Cher(ère)s futur(e)s candidat(e)s,

Les élections provinciales approchent et je m’inquiète. Sans attendre vos programmes, je ne pense pas prendre grand risque à prédire que vous les articulerez autour de la croissance, que vous promettrez verte, solidaire, ou que vous ne vous donniez même pas cette peine. Pourtant, après une gestion pandémique nous ayant réduits au statut de travailleurs, bientôt six mois d’une guerre brutale chamboulant nos dernières certitudes, et près d’un demi-siècle de « développement durable » n’ayant pas tenu ses promesses, on peut se demander en quoi ce discours continue à être porteur d’espoir. Plutôt que de s’empresser à remettre nos vieilles bottines, peut-être vaudrait-il mieux s’arrêter un moment et se demander si un « retour à la normale », en le supposant possible, est en fait souhaitable.

Déjà, un nombre grandissant d’études contestent la possibilité de limiter le réchauffement climatique tout en poursuivant la croissance de nos économies. Sans mesures de contrôle, les gains d’efficacité promis par l’innovation technologique participeraient en fait au problème en augmentant la production et la consommation. Puisque la demande énergétique croît plus rapidement que notre capacité à substituer les énergies fossiles par du renouvelable, nous continuons à rejeter de plus en plus de gaz à effet de serre1.

Notre usage croissant de ressources naturelles implique également de lourdes conséquences en termes de biodiversité, de dégradation des sols et de pollution chimique, malgré la grande part occupée par les activités de services, mettant en doute notre capacité à « dématérialiser » l’économie2. En bref, chercher à réduire notre impact écologique en visant la croissance, c’est un peu comme courir à l’envers sur un tapis roulant à l’aéroport : c’est une excellente stratégie pour manquer notre vol.

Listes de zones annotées
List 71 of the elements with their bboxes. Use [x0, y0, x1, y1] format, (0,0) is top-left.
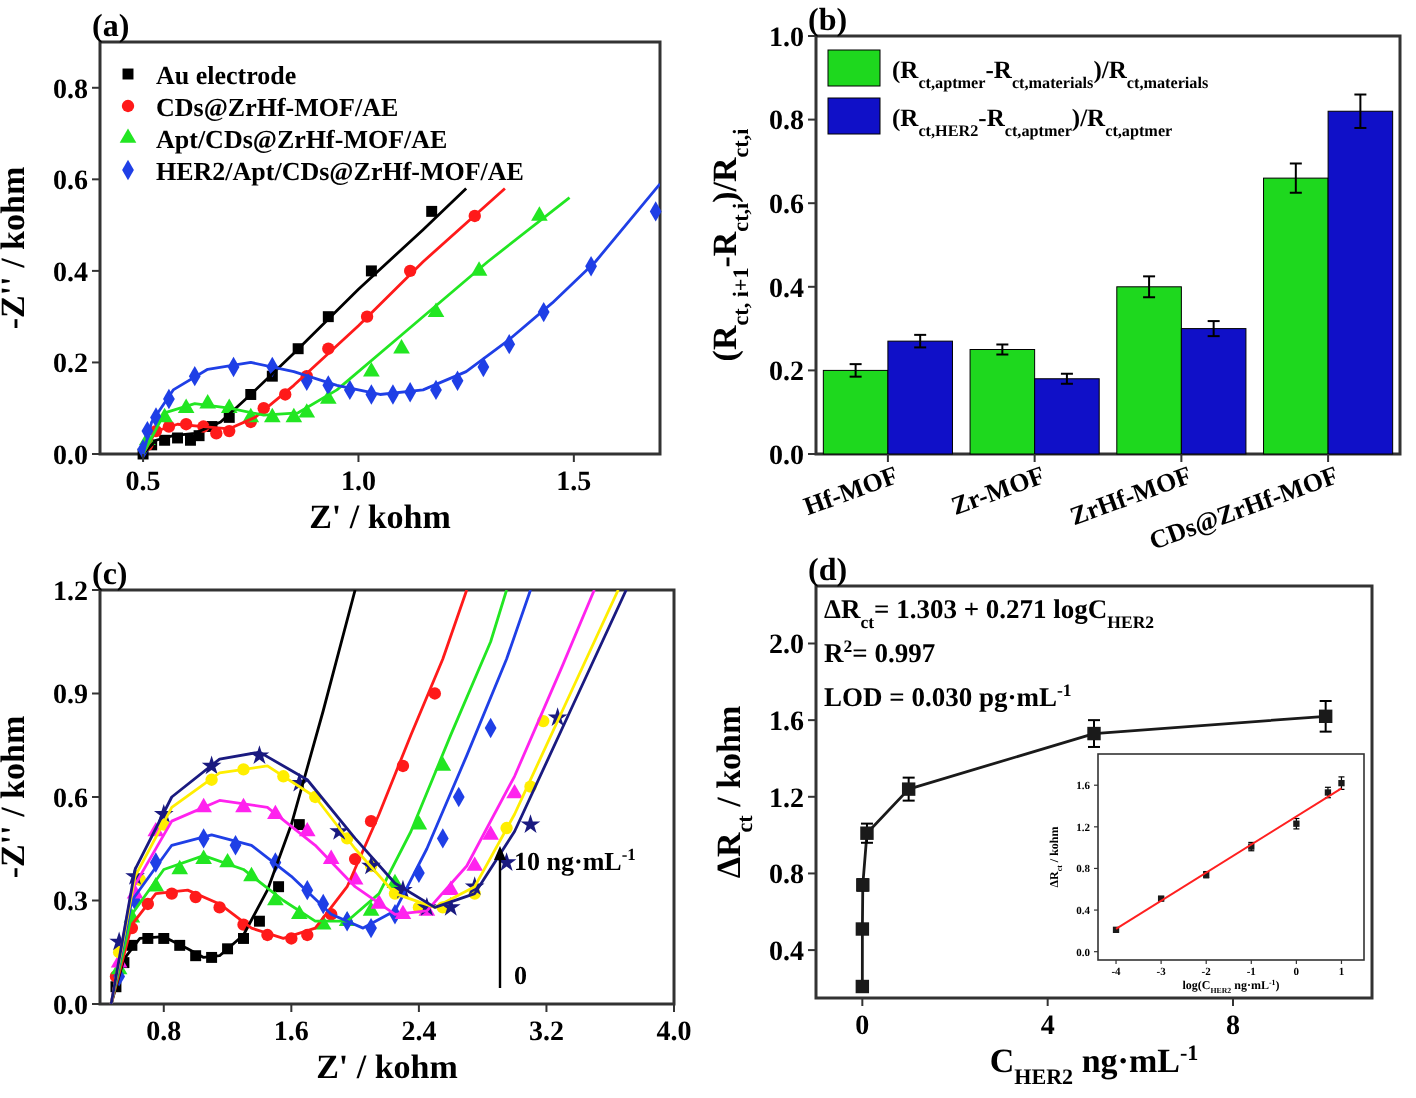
- legend-label: HER2/Apt/CDs@ZrHf-MOF/AE: [156, 156, 524, 186]
- point: [393, 339, 410, 354]
- y-tick-label: 0.0: [53, 991, 88, 1022]
- legend-label: CDs@ZrHf-MOF/AE: [156, 92, 399, 122]
- point: [1318, 709, 1333, 724]
- point: [860, 826, 874, 840]
- point: [496, 852, 517, 871]
- legend-label: (R$_{ct,aptmer}$-R$_{ct,materials}$)/R$_{ct,materials}$: [892, 56, 1209, 91]
- x-tick-label: 4: [1040, 1012, 1055, 1042]
- point: [293, 819, 305, 831]
- x-tick-label: 8: [1226, 1012, 1240, 1042]
- x-axis-title: Z' / kohm: [316, 1048, 458, 1086]
- y-tick-label: 0.2: [769, 358, 804, 389]
- x-tick-label: 1.5: [556, 468, 592, 498]
- y-tick-label: 0.2: [53, 350, 88, 381]
- y-tick-label: 0.8: [53, 75, 88, 106]
- point: [855, 979, 870, 994]
- x-tick-label: 1.6: [273, 1018, 309, 1048]
- y-tick-label: 0.6: [53, 784, 88, 815]
- y-axis-title: -Z'' / kohm: [0, 166, 32, 330]
- x-tick-label: 1.0: [340, 468, 376, 498]
- point: [466, 856, 484, 871]
- y-tick-label: 0.3: [53, 888, 88, 919]
- point: [363, 361, 380, 377]
- y-tick-label: 0.0: [53, 441, 88, 472]
- legend-label: Au electrode: [156, 60, 297, 90]
- point: [428, 687, 442, 700]
- point: [520, 814, 541, 833]
- legend-label: Apt/CDs@ZrHf-MOF/AE: [156, 124, 448, 154]
- y-axis-title: -Z'' / kohm: [0, 715, 32, 879]
- x-tick-label: 2.4: [401, 1018, 437, 1048]
- y-tick-label: 0.0: [769, 441, 804, 472]
- y-tick-label: 0.4: [53, 258, 88, 289]
- x-axis-title: C$_{HER2}$ ng·mL$^{-1}$: [989, 1042, 1199, 1090]
- annotation: ΔR$_{ct}$= 1.303 + 0.271 logC$_{HER2}$: [824, 594, 1155, 632]
- y-tick-label: 1.6: [769, 707, 804, 738]
- point: [298, 403, 316, 418]
- chart-title: (a): [92, 10, 130, 44]
- point: [482, 825, 499, 840]
- line-series: [109, 590, 357, 1004]
- y-tick-label: 0.4: [769, 937, 804, 968]
- y-tick-label: 1.2: [769, 784, 804, 815]
- annotation: R$^{2}$= 0.997: [824, 636, 936, 668]
- y-tick-label: 0.4: [769, 274, 804, 305]
- legend-label: (R$_{ct,HER2}$-R$_{ct,aptmer}$)/R$_{ct,aptmer}$: [892, 104, 1174, 139]
- x-tick-label: 0.5: [125, 468, 161, 498]
- chart-title: (c): [92, 558, 128, 592]
- y-tick-label: 2.0: [769, 631, 804, 662]
- point: [273, 881, 285, 893]
- y-tick-label: 0.9: [53, 681, 88, 712]
- annotation: LOD = 0.030 pg·mL$^{-1}$: [824, 680, 1072, 712]
- x-tick-label: 0: [855, 1012, 870, 1042]
- point: [506, 783, 523, 799]
- x-axis-title: Z' / kohm: [309, 498, 451, 536]
- annotation: 10 ng·mL$^{-1}$: [514, 844, 636, 876]
- y-tick-label: 0.6: [53, 167, 88, 198]
- y-tick-label: 0.8: [769, 861, 804, 892]
- y-tick-label: 0.8: [769, 107, 804, 138]
- y-tick-label: 1.0: [769, 23, 804, 54]
- point: [253, 915, 265, 927]
- point: [426, 205, 438, 217]
- x-tick-label: 3.2: [528, 1018, 564, 1048]
- point: [855, 922, 870, 936]
- point: [901, 782, 916, 796]
- chart-title: (b): [808, 4, 848, 38]
- y-tick-label: 0.6: [769, 191, 804, 221]
- x-tick-label: 4.0: [656, 1018, 692, 1048]
- point: [1087, 726, 1101, 741]
- chart-title: (d): [808, 554, 848, 588]
- y-tick-label: 1.2: [53, 577, 88, 608]
- x-tick-label: 0.8: [146, 1018, 182, 1048]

→ **Travail à faire**:
1/ Résumez sous forme de liste le paragraphe de la lettre aux candidats qui commence par « Déjà, un nombre grandissant d'études », en conservant ses faits principaux.
2/ Extrayez de la lettre aux candidats le passage situé entre « Notre usage croissant » et « manquer notre vol. », ces deux bornes comprises.

→ **Réponses par tâche**:
1/
- De plus en plus d'études contestent qu'on puisse limiter le réchauffement climatique tout en poursuivant la croissance économique.
- Sans mesures de contrôle, les gains d'efficacité promis par l'innovation technologique aggraveraient le problème, car ils augmenteraient la production et la consommation.
- La demande énergétique croît plus vite que notre capacité à remplacer les énergies fossiles par du renouvelable, et nous rejetons donc toujours plus de gaz à effet de serre.

2/
Notre usage croissant de ressources naturelles implique également de lourdes conséquences en termes de biodiversité, de dégradation des sols et de pollution chimique, malgré la grande part occupée par les activités de services, mettant en doute notre capacité à « dématérialiser » l’économie2. En bref, chercher à réduire notre impact écologique en visant la croissance, c’est un peu comme courir à l’envers sur un tapis roulant à l’aéroport : c’est une excellente stratégie pour manquer notre vol.